▶ _TASK PROMPT_:
Scan the entries below for the word "dispuesto". Copy each line that has it.

══ INPUT DATA ══

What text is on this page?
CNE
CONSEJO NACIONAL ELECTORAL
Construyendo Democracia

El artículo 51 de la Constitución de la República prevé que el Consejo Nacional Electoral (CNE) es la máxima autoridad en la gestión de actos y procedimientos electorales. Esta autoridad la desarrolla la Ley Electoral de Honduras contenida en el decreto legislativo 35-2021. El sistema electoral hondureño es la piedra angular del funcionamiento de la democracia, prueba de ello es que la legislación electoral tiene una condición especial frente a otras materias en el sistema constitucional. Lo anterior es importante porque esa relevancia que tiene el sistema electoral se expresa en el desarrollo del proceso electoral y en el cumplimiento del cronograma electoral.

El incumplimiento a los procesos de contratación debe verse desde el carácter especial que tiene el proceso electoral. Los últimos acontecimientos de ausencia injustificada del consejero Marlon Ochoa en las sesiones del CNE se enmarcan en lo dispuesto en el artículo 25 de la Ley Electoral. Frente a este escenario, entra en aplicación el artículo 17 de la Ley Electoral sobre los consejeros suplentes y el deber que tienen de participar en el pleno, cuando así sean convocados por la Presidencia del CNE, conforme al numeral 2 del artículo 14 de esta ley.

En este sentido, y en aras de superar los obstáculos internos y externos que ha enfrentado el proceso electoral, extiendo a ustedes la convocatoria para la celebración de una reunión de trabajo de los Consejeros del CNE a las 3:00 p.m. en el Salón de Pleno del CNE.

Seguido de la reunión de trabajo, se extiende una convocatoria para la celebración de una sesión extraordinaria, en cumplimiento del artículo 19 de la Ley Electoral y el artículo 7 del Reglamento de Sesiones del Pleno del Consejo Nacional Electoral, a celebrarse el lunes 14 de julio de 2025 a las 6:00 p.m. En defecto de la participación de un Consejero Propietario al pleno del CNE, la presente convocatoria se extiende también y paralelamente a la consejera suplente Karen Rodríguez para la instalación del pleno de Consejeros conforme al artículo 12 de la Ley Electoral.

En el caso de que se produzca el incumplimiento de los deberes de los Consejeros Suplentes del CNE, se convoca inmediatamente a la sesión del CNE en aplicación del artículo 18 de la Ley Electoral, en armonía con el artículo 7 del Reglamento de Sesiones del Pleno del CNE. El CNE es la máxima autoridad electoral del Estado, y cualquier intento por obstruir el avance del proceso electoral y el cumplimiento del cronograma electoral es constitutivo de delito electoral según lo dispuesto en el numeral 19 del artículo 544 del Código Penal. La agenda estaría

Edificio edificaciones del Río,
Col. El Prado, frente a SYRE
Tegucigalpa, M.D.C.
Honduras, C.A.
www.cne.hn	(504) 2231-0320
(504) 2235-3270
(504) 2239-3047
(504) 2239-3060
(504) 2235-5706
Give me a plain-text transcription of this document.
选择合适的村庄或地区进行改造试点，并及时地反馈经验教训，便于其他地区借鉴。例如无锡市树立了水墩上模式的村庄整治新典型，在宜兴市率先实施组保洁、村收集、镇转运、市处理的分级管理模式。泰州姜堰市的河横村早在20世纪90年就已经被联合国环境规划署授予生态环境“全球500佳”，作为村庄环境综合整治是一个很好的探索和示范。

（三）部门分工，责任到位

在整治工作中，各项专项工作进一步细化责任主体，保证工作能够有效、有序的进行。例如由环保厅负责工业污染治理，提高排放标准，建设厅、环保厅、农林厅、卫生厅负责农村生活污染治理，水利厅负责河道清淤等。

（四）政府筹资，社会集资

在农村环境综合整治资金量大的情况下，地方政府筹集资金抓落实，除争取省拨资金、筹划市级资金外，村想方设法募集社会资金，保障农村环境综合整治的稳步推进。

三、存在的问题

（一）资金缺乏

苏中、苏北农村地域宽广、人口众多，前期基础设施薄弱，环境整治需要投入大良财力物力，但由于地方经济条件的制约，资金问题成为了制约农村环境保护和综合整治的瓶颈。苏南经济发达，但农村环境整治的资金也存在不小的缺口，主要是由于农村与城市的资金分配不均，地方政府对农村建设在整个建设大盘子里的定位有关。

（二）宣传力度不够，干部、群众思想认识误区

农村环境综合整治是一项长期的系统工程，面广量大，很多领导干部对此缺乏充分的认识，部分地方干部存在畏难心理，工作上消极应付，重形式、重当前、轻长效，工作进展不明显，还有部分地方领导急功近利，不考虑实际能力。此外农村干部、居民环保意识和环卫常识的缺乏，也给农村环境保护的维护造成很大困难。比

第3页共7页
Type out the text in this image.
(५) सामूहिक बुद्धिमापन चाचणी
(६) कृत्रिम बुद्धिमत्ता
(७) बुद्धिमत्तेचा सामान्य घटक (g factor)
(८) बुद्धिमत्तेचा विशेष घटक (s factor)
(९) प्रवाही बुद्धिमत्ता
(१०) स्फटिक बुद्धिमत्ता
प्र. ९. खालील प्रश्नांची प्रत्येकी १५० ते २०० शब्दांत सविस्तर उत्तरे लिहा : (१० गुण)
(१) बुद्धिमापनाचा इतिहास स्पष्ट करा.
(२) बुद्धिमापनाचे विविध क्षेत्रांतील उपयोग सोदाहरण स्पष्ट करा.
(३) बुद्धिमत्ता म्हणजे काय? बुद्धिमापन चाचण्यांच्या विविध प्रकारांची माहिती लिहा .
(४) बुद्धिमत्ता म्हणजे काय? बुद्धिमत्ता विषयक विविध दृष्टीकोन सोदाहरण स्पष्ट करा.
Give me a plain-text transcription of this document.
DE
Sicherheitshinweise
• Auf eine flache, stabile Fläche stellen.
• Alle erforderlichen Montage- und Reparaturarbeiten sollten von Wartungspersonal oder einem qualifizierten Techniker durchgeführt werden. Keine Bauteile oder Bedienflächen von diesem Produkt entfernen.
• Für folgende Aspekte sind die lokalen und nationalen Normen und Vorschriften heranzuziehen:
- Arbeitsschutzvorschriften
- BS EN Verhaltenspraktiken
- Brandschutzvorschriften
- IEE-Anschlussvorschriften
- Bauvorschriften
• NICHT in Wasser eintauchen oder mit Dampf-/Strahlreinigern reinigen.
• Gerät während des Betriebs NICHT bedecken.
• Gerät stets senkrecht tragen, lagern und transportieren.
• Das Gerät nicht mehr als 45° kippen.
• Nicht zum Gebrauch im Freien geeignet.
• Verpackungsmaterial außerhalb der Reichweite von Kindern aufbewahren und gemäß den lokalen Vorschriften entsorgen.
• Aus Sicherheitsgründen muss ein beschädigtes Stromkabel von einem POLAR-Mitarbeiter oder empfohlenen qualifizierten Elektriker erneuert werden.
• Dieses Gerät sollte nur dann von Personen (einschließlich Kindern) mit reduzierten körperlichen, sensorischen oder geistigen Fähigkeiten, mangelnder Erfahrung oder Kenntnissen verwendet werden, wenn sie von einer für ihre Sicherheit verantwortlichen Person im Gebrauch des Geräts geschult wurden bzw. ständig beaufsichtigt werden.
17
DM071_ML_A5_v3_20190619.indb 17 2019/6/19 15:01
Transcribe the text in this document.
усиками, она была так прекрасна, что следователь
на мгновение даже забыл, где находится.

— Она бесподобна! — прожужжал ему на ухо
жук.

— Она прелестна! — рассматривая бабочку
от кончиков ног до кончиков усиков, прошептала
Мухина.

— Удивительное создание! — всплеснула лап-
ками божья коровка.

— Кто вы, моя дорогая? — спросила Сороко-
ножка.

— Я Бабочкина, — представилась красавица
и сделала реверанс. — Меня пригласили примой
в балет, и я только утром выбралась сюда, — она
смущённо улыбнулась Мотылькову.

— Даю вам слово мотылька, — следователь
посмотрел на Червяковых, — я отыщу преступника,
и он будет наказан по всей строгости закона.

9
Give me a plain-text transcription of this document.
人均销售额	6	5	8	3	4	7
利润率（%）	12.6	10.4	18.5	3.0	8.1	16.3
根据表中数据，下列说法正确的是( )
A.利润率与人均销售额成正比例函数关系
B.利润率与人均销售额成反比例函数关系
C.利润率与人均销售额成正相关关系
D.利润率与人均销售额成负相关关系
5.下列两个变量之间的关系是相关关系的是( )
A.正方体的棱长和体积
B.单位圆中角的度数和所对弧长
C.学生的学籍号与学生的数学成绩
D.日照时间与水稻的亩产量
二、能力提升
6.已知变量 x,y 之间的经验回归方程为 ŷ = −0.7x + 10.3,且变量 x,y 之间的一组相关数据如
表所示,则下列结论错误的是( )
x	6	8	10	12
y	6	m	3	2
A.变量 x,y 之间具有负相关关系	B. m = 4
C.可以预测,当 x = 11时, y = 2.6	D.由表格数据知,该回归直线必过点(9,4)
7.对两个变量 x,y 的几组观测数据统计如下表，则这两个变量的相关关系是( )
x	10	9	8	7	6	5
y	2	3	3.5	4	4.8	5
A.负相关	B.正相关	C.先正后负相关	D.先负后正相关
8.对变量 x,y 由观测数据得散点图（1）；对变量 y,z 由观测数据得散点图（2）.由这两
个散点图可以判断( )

═══

▶ _EXPECTED OUTPUT_:
El incumplimiento a los procesos de contratación debe verse desde el carácter especial que tiene el proceso electoral. Los últimos acontecimientos de ausencia injustificada del consejero Marlon Ochoa en las sesiones del CNE se enmarcan en lo dispuesto en el artículo 25 de la Ley Electoral. Frente a este escenario, entra en aplicación el artículo 17 de la Ley Electoral sobre los consejeros suplentes y el deber que tienen de participar en el pleno, cuando así sean convocados por la Presidencia del CNE, conforme al numeral 2 del artículo 14 de esta ley.
En el caso de que se produzca el incumplimiento de los deberes de los Consejeros Suplentes del CNE, se convoca inmediatamente a la sesión del CNE en aplicación del artículo 18 de la Ley Electoral, en armonía con el artículo 7 del Reglamento de Sesiones del Pleno del CNE. El CNE es la máxima autoridad electoral del Estado, y cualquier intento por obstruir el avance del proceso electoral y el cumplimiento del cronograma electoral es constitutivo de delito electoral según lo dispuesto en el numeral 19 del artículo 544 del Código Penal. La agenda estaría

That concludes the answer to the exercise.